## YOUR INSTRUCTIONS
Among the entries, which lines carry the string "item"? Copy every one.

(Collection entries)
+++

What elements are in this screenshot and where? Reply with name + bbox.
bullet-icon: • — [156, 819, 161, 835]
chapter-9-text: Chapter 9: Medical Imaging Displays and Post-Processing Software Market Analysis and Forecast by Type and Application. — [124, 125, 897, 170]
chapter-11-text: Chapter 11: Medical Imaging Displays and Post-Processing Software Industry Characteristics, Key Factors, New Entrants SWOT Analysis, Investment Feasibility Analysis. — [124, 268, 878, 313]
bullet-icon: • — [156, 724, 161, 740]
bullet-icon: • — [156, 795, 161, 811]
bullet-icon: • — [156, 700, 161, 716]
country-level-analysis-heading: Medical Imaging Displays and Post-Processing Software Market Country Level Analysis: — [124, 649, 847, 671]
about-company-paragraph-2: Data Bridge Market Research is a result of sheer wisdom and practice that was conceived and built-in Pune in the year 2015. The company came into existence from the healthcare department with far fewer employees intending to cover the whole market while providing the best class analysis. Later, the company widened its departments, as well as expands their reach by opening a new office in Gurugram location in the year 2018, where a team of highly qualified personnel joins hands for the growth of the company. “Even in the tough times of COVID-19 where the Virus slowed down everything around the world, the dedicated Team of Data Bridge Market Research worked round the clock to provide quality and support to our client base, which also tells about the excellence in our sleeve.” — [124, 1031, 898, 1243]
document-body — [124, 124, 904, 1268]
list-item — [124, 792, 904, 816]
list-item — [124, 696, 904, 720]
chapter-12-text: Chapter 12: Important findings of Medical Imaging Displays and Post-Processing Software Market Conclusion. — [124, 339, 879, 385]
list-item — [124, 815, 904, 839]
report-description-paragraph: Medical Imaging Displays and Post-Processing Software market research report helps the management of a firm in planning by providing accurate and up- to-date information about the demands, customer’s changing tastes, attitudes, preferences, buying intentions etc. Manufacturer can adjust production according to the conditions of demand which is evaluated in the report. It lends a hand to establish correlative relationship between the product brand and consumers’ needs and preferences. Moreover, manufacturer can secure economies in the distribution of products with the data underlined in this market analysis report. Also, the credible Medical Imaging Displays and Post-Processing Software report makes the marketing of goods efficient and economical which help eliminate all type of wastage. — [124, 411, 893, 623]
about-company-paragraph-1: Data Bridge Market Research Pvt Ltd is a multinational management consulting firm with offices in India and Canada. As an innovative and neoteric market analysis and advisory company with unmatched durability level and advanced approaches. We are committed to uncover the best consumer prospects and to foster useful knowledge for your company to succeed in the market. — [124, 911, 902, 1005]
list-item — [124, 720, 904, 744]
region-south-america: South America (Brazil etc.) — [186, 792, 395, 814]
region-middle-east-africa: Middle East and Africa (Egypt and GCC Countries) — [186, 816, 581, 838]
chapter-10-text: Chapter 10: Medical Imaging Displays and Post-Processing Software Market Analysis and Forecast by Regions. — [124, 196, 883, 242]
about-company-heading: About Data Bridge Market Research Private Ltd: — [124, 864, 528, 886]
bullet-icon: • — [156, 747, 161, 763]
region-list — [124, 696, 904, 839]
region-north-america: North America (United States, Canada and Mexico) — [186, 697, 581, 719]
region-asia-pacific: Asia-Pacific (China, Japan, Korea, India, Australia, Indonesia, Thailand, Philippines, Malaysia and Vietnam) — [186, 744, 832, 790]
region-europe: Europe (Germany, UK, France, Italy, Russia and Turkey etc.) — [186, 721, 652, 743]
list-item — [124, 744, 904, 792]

+++

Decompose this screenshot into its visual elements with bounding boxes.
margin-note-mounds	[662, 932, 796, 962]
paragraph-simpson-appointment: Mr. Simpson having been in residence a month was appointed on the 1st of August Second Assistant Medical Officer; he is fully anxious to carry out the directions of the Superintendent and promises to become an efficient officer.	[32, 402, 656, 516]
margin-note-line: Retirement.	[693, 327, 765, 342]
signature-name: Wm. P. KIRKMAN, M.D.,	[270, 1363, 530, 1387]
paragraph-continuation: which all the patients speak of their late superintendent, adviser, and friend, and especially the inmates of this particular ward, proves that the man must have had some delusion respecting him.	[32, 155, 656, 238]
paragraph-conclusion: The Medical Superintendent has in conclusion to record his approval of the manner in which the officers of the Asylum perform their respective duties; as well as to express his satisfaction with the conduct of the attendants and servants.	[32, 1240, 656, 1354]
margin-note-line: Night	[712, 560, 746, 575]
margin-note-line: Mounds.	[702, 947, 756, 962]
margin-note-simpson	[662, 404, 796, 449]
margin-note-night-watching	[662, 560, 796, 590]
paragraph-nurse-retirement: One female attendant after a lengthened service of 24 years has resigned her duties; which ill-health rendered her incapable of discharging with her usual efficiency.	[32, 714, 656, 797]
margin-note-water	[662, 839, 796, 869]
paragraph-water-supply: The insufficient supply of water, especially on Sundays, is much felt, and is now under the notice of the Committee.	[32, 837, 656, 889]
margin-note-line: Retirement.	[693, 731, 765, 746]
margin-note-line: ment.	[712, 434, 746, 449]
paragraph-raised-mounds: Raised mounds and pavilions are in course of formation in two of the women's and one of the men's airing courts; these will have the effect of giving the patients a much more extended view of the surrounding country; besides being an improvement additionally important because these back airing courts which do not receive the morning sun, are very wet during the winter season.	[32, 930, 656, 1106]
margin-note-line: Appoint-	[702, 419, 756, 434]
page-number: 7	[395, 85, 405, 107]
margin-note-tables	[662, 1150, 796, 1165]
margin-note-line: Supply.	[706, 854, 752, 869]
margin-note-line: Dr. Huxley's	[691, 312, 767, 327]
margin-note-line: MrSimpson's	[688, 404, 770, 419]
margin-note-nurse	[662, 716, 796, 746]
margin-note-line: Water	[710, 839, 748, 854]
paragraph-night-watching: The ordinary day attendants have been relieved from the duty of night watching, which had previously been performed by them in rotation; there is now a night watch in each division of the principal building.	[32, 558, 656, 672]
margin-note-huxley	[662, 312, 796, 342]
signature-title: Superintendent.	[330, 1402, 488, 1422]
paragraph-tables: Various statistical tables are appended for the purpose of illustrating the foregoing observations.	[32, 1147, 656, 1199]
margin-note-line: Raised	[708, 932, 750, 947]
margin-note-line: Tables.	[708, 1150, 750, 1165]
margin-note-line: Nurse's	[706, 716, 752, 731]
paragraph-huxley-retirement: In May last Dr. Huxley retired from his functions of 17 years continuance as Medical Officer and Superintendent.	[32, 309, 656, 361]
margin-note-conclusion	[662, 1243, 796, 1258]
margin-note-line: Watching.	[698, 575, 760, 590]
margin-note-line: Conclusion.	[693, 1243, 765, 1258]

+++

## RESULT FOR THIS TASK
list-item — [124, 792, 904, 816]
list-item — [124, 696, 904, 720]
list-item — [124, 815, 904, 839]
list-item — [124, 720, 904, 744]
list-item — [124, 744, 904, 792]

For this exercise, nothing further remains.